[SUPPLIED DATA]:

--------------------

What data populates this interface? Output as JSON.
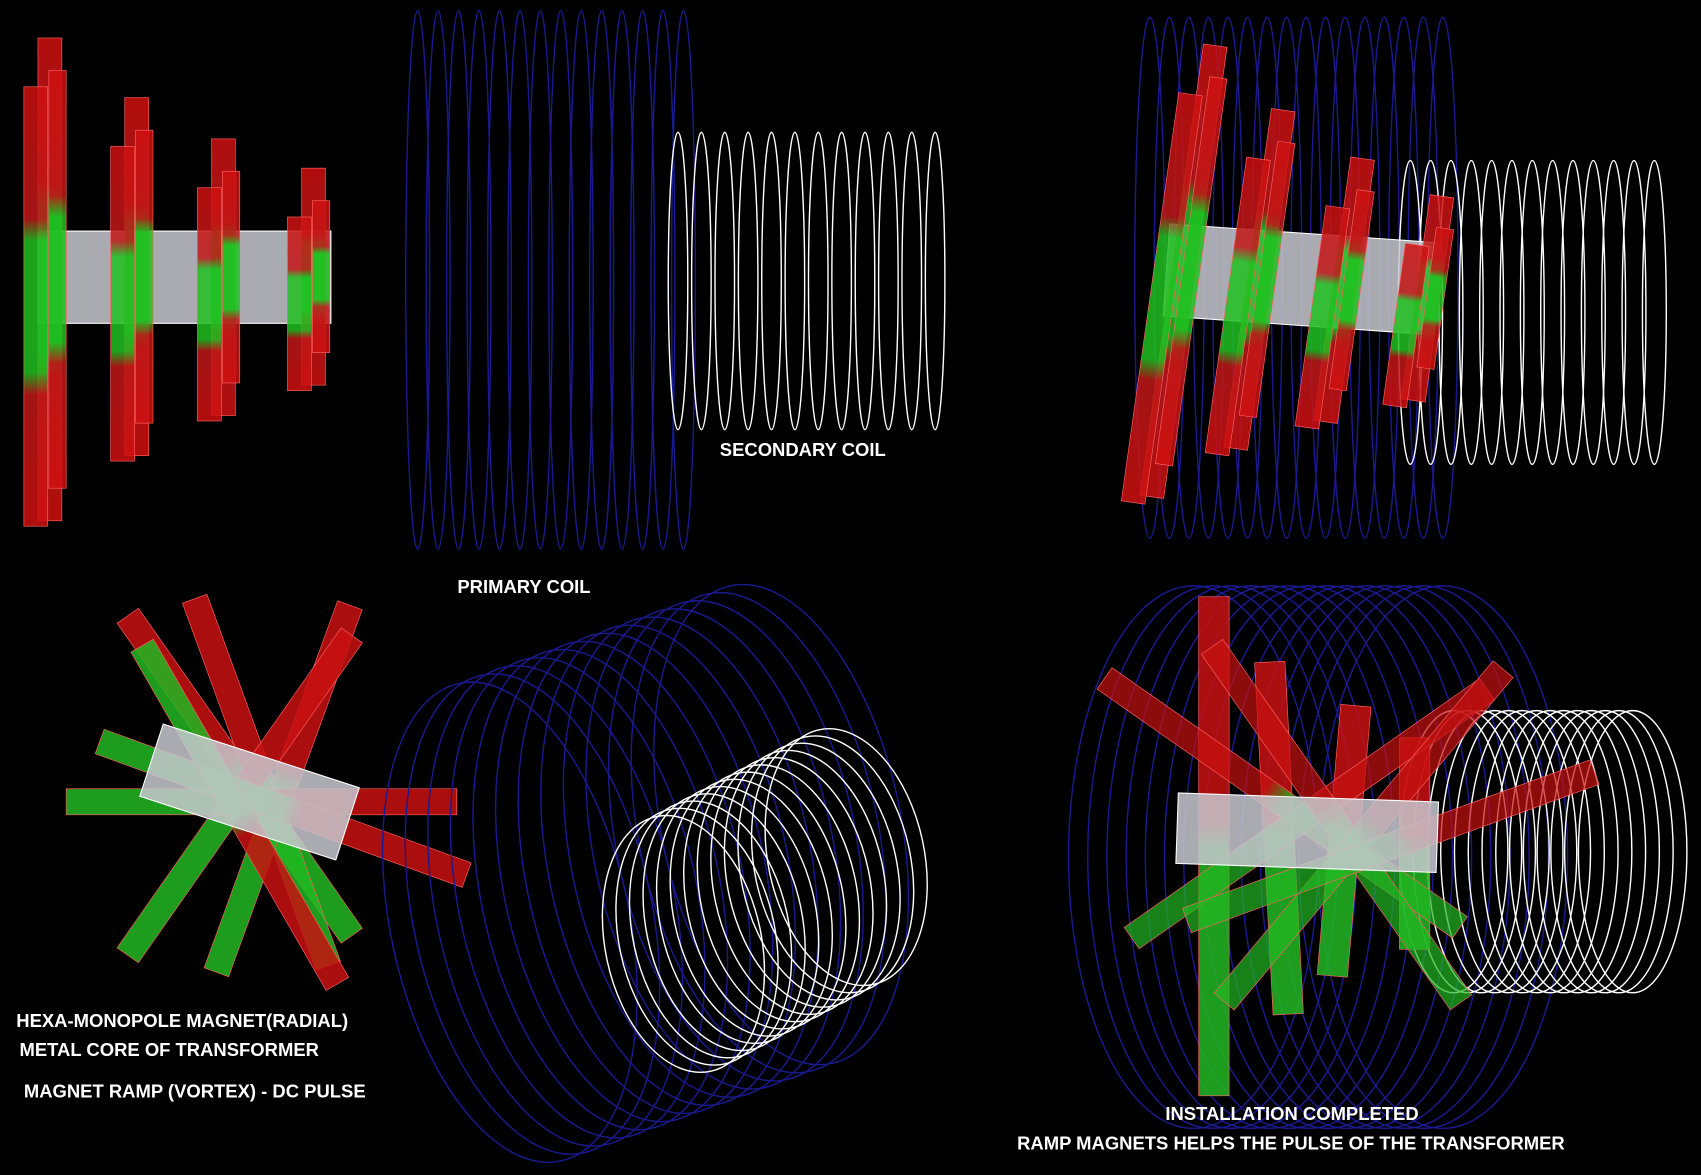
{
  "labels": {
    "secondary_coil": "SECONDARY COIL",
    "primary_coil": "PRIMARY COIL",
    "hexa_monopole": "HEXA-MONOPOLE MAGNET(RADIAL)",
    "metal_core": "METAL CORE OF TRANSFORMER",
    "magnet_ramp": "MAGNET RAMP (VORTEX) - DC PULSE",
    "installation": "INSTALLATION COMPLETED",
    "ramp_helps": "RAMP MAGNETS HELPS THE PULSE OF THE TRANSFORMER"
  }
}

--------------------

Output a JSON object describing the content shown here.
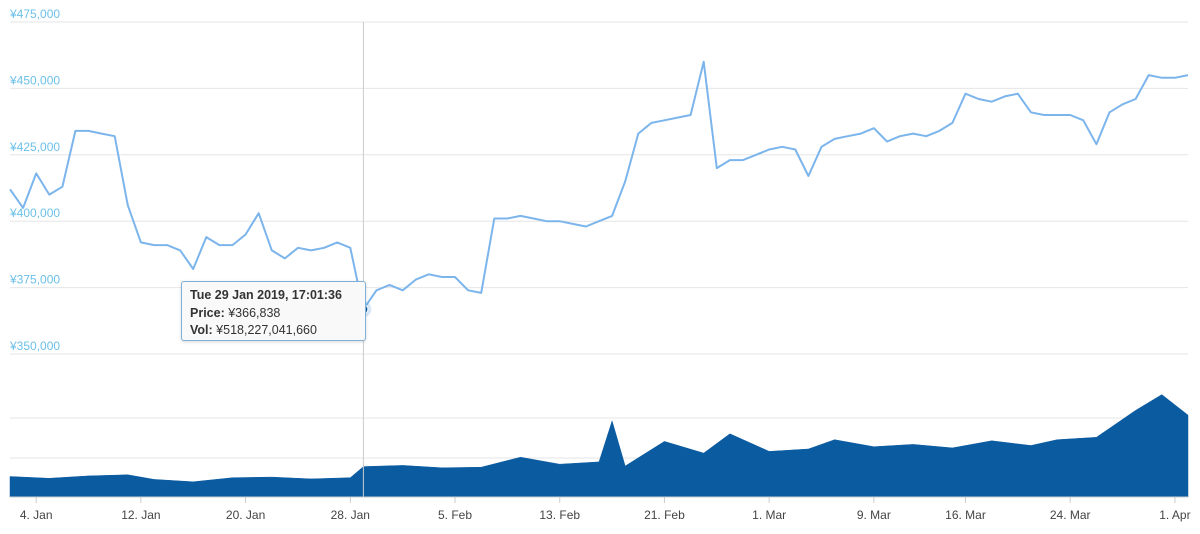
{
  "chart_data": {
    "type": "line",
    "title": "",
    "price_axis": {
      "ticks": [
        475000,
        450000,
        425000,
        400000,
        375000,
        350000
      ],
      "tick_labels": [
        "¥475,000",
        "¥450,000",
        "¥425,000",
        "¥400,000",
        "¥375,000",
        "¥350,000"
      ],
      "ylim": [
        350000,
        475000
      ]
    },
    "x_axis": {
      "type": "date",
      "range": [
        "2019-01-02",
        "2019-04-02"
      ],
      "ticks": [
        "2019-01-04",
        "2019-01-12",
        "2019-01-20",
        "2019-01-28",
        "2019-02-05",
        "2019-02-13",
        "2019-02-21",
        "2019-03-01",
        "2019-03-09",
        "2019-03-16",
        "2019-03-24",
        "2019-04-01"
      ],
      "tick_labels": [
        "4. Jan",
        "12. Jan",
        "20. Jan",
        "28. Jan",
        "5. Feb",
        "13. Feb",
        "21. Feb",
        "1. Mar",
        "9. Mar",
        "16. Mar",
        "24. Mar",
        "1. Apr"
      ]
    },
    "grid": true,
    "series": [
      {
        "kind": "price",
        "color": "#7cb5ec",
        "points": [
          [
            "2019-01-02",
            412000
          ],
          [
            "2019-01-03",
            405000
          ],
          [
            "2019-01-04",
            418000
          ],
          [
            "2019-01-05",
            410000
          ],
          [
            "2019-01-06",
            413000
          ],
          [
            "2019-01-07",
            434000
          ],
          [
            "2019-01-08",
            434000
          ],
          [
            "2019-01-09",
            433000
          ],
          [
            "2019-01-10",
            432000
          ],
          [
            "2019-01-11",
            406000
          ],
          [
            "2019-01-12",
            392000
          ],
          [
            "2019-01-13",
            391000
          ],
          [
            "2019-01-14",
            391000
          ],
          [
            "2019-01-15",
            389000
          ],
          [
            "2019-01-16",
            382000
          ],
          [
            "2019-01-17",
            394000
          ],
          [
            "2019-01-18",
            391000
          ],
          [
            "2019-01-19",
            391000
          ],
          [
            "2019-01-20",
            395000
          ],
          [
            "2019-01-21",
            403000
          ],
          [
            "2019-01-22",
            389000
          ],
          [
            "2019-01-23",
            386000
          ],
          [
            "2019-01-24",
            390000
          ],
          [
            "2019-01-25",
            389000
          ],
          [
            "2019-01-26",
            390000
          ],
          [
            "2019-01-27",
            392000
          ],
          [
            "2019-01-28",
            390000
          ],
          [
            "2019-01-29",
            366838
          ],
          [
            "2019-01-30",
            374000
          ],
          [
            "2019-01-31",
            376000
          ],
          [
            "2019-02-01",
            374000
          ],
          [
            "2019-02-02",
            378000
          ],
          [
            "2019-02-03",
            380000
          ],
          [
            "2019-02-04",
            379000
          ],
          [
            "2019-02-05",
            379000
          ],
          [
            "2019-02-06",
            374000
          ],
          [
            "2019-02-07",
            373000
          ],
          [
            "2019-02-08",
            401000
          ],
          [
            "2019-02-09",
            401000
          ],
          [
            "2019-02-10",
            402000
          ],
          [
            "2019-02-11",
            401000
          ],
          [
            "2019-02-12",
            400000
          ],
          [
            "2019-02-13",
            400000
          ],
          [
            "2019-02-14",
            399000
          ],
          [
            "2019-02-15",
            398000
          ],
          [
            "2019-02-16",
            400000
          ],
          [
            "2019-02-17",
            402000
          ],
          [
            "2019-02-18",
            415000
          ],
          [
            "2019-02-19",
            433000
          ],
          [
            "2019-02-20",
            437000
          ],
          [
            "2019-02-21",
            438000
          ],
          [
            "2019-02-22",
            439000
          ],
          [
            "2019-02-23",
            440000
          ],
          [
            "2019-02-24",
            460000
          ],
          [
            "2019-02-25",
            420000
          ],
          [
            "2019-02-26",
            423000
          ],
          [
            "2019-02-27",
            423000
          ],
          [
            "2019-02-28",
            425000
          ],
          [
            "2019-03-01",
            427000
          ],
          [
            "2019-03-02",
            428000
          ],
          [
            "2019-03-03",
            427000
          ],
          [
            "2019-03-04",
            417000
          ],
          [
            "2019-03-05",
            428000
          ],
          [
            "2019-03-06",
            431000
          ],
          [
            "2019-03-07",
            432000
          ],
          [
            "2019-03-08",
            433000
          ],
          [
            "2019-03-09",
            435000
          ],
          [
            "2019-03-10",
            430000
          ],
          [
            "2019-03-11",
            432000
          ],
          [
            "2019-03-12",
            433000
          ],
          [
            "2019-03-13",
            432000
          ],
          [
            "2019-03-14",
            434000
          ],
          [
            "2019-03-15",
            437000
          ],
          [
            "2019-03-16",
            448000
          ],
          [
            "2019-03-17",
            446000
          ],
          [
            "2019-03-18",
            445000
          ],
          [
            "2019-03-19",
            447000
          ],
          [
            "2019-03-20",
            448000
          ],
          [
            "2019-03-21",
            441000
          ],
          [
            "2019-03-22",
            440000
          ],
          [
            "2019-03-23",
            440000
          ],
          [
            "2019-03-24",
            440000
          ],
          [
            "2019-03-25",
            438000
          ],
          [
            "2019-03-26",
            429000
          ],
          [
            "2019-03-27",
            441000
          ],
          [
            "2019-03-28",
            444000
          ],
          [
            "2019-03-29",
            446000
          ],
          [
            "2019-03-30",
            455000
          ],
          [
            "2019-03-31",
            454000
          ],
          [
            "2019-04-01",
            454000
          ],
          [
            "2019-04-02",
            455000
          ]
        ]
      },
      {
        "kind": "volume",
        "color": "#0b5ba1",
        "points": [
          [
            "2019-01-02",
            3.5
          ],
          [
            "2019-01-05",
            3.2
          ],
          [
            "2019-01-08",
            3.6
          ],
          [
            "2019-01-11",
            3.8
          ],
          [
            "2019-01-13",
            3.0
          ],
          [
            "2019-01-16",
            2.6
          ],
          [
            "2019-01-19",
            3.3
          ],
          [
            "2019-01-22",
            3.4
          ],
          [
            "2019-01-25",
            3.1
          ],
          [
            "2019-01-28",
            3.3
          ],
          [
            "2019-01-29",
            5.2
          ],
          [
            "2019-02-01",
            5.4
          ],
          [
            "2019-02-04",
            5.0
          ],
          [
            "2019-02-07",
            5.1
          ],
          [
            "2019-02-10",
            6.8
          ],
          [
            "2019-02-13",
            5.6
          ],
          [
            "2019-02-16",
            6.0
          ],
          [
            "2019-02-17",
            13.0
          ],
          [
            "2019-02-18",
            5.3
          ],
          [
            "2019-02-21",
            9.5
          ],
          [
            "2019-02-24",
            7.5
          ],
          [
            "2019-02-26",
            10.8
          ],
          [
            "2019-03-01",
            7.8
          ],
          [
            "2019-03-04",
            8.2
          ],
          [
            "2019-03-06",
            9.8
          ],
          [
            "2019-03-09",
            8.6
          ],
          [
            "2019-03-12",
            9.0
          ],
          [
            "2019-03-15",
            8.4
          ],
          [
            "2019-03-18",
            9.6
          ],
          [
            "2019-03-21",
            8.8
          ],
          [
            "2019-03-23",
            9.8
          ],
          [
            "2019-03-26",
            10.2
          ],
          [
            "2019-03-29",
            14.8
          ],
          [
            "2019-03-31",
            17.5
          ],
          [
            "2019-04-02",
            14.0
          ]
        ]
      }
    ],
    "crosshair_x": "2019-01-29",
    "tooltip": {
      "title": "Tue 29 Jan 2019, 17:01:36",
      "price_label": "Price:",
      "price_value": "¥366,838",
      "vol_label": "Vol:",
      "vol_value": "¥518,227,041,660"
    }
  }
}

--------------------

Only lines with "Output" are wanted here; list each of them.

[COMPLETED EXERCISE]:
What data populates this interface? Output as JSON.
Output a JSON object describing the content shown here.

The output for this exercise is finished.